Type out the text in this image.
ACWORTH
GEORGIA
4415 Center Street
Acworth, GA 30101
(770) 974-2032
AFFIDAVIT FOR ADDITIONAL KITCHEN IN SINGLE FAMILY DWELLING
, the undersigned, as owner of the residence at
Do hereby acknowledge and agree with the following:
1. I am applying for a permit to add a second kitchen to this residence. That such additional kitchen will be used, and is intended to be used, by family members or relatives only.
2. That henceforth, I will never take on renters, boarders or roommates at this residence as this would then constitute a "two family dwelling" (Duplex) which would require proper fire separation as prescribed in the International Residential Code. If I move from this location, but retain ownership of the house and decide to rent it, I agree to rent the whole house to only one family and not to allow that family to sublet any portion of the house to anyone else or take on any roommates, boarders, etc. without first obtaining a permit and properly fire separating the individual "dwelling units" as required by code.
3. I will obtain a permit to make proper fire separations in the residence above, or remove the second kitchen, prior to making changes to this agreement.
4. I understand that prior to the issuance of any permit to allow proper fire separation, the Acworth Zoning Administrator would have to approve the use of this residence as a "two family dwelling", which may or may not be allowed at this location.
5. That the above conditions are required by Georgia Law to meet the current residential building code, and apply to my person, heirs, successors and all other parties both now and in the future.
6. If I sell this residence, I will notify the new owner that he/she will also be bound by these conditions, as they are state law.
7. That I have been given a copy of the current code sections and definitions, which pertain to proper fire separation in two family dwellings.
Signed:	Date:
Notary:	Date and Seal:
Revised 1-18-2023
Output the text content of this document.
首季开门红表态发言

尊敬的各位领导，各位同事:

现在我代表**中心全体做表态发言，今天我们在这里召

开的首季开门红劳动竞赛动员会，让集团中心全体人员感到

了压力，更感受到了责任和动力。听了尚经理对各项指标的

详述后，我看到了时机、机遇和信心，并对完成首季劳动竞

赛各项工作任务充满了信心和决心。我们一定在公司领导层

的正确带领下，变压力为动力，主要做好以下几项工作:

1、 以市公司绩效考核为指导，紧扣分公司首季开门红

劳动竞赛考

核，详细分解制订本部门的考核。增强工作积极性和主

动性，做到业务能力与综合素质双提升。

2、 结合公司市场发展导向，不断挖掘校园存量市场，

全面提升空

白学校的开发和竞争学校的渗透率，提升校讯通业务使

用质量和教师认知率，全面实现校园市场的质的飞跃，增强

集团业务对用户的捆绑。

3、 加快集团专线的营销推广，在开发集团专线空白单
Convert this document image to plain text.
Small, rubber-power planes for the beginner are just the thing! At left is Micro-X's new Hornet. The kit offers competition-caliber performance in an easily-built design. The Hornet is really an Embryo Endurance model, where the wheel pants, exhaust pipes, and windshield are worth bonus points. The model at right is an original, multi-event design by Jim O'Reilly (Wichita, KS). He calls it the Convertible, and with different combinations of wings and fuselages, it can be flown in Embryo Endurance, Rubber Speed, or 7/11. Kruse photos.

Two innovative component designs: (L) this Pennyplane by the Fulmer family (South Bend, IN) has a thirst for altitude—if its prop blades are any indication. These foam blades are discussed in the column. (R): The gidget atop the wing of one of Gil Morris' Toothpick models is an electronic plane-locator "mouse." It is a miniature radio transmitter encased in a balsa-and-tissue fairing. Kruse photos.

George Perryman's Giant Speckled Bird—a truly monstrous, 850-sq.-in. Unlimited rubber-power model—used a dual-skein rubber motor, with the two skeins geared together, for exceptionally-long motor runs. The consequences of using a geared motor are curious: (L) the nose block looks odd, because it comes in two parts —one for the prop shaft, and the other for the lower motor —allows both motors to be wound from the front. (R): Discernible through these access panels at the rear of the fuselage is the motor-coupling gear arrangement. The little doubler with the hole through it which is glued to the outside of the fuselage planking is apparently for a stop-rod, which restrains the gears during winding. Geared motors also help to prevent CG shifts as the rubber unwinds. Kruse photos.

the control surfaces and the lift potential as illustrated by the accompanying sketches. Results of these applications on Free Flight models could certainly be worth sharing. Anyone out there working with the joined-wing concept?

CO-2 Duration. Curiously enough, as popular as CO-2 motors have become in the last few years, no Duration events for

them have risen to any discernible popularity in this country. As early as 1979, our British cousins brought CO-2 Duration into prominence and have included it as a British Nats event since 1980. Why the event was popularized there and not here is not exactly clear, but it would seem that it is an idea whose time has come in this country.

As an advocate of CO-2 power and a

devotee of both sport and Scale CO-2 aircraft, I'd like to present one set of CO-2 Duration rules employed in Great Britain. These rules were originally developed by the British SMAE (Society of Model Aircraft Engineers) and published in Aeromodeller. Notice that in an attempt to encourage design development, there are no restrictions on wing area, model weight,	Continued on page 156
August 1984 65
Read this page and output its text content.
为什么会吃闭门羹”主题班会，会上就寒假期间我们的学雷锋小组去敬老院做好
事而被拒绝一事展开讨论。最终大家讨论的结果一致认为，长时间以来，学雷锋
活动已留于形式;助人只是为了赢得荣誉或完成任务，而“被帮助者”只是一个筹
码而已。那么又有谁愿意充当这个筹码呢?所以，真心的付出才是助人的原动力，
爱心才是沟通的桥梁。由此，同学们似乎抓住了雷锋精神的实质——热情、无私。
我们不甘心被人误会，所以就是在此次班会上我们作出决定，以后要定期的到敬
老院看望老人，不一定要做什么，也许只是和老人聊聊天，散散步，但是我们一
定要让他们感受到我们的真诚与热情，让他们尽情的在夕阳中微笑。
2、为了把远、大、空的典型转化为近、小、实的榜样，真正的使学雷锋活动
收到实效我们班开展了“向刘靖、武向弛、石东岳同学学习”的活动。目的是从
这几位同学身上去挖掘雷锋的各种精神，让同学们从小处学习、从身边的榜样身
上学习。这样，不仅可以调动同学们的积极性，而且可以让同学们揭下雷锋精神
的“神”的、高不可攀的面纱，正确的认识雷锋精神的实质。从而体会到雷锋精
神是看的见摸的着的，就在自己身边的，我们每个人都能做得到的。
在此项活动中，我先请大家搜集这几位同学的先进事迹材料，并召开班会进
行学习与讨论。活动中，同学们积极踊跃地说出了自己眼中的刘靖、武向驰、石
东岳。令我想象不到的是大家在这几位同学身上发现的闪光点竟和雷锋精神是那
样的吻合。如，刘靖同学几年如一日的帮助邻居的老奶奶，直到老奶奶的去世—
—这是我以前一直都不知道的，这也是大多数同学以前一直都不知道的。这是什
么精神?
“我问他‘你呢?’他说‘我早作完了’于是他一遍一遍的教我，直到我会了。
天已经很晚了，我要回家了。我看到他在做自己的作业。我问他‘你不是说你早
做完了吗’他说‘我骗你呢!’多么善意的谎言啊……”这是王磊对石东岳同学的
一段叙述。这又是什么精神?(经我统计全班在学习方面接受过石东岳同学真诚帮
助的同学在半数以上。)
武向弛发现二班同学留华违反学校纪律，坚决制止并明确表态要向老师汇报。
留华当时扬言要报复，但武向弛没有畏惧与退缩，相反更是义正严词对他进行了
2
_ _ _ _
__GOAL OF THE EXERCISE__
Search the entries for "document" and copy out each line that has it.

__RESPONSE TO THIS TASK__
Output the text content of this document.
Convert this document image to plain text.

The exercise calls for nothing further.